◆ Task to carry out
Reproduce the whole listing, character for character.

## BEGIN

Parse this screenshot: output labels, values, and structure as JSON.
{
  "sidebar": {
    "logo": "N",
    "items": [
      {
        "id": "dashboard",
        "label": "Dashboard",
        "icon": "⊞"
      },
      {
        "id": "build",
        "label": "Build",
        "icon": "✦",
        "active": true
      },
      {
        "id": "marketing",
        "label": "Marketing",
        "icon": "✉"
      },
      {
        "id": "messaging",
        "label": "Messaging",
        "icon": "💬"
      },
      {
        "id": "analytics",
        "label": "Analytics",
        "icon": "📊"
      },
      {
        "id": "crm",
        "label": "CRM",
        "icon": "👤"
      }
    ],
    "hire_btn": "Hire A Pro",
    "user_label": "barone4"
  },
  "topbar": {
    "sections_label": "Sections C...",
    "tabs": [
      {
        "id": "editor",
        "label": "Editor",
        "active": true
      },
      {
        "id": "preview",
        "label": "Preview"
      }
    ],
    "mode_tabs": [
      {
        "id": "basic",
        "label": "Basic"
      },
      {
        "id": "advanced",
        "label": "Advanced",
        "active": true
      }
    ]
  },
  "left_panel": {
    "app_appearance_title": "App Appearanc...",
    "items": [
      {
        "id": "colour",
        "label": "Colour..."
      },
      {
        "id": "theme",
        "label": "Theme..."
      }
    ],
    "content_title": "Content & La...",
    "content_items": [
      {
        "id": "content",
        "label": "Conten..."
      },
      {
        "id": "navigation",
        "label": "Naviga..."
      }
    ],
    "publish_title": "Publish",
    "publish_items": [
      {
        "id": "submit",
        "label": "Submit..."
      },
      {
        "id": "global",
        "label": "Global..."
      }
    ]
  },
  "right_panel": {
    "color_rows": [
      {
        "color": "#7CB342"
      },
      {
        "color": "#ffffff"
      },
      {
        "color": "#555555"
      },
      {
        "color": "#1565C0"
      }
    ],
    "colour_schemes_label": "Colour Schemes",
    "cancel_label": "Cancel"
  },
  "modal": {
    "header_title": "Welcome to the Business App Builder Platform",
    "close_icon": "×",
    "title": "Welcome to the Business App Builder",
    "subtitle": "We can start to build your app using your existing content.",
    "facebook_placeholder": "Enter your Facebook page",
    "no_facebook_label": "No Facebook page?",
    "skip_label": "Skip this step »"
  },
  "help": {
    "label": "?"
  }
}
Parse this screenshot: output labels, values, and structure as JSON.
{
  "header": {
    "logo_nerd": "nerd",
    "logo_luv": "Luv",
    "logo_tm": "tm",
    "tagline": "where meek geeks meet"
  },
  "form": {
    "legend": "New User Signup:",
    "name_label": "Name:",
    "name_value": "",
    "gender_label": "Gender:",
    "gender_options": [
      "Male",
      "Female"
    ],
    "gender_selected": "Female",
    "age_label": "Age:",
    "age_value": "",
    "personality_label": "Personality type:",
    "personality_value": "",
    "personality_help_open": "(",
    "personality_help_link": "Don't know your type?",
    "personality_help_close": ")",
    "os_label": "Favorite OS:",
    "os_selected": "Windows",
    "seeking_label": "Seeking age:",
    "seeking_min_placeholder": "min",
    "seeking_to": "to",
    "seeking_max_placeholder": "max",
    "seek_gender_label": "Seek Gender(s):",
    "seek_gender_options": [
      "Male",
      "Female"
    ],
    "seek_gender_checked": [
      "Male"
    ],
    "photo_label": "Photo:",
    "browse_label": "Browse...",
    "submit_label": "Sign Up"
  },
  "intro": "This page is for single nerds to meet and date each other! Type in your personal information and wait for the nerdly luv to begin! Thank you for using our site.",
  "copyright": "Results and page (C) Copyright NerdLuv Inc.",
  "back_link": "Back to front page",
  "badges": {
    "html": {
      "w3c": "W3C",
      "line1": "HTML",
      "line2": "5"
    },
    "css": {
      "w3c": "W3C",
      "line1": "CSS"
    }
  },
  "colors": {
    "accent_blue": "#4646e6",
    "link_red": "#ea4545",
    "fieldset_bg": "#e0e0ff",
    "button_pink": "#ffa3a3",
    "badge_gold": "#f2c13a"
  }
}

## END

◆ Finished answer
Parse this screenshot: output labels, values, and structure as JSON.
{
  "sidebar": {
    "logo": "N",
    "items": [
      {
        "id": "dashboard",
        "label": "Dashboard",
        "icon": "⊞"
      },
      {
        "id": "build",
        "label": "Build",
        "icon": "✦",
        "active": true
      },
      {
        "id": "marketing",
        "label": "Marketing",
        "icon": "✉"
      },
      {
        "id": "messaging",
        "label": "Messaging",
        "icon": "💬"
      },
      {
        "id": "analytics",
        "label": "Analytics",
        "icon": "📊"
      },
      {
        "id": "crm",
        "label": "CRM",
        "icon": "👤"
      }
    ],
    "hire_btn": "Hire A Pro",
    "user_label": "barone4"
  },
  "topbar": {
    "sections_label": "Sections C...",
    "tabs": [
      {
        "id": "editor",
        "label": "Editor",
        "active": true
      },
      {
        "id": "preview",
        "label": "Preview"
      }
    ],
    "mode_tabs": [
      {
        "id": "basic",
        "label": "Basic"
      },
      {
        "id": "advanced",
        "label": "Advanced",
        "active": true
      }
    ]
  },
  "left_panel": {
    "app_appearance_title": "App Appearanc...",
    "items": [
      {
        "id": "colour",
        "label": "Colour..."
      },
      {
        "id": "theme",
        "label": "Theme..."
      }
    ],
    "content_title": "Content & La...",
    "content_items": [
      {
        "id": "content",
        "label": "Conten..."
      },
      {
        "id": "navigation",
        "label": "Naviga..."
      }
    ],
    "publish_title": "Publish",
    "publish_items": [
      {
        "id": "submit",
        "label": "Submit..."
      },
      {
        "id": "global",
        "label": "Global..."
      }
    ]
  },
  "right_panel": {
    "color_rows": [
      {
        "color": "#7CB342"
      },
      {
        "color": "#ffffff"
      },
      {
        "color": "#555555"
      },
      {
        "color": "#1565C0"
      }
    ],
    "colour_schemes_label": "Colour Schemes",
    "cancel_label": "Cancel"
  },
  "modal": {
    "header_title": "Welcome to the Business App Builder Platform",
    "close_icon": "×",
    "title": "Welcome to the Business App Builder",
    "subtitle": "We can start to build your app using your existing content.",
    "facebook_placeholder": "Enter your Facebook page",
    "no_facebook_label": "No Facebook page?",
    "skip_label": "Skip this step »"
  },
  "help": {
    "label": "?"
  }
}
Parse this screenshot: output labels, values, and structure as JSON.
{
  "header": {
    "logo_nerd": "nerd",
    "logo_luv": "Luv",
    "logo_tm": "tm",
    "tagline": "where meek geeks meet"
  },
  "form": {
    "legend": "New User Signup:",
    "name_label": "Name:",
    "name_value": "",
    "gender_label": "Gender:",
    "gender_options": [
      "Male",
      "Female"
    ],
    "gender_selected": "Female",
    "age_label": "Age:",
    "age_value": "",
    "personality_label": "Personality type:",
    "personality_value": "",
    "personality_help_open": "(",
    "personality_help_link": "Don't know your type?",
    "personality_help_close": ")",
    "os_label": "Favorite OS:",
    "os_selected": "Windows",
    "seeking_label": "Seeking age:",
    "seeking_min_placeholder": "min",
    "seeking_to": "to",
    "seeking_max_placeholder": "max",
    "seek_gender_label": "Seek Gender(s):",
    "seek_gender_options": [
      "Male",
      "Female"
    ],
    "seek_gender_checked": [
      "Male"
    ],
    "photo_label": "Photo:",
    "browse_label": "Browse...",
    "submit_label": "Sign Up"
  },
  "intro": "This page is for single nerds to meet and date each other! Type in your personal information and wait for the nerdly luv to begin! Thank you for using our site.",
  "copyright": "Results and page (C) Copyright NerdLuv Inc.",
  "back_link": "Back to front page",
  "badges": {
    "html": {
      "w3c": "W3C",
      "line1": "HTML",
      "line2": "5"
    },
    "css": {
      "w3c": "W3C",
      "line1": "CSS"
    }
  },
  "colors": {
    "accent_blue": "#4646e6",
    "link_red": "#ea4545",
    "fieldset_bg": "#e0e0ff",
    "button_pink": "#ffa3a3",
    "badge_gold": "#f2c13a"
  }
}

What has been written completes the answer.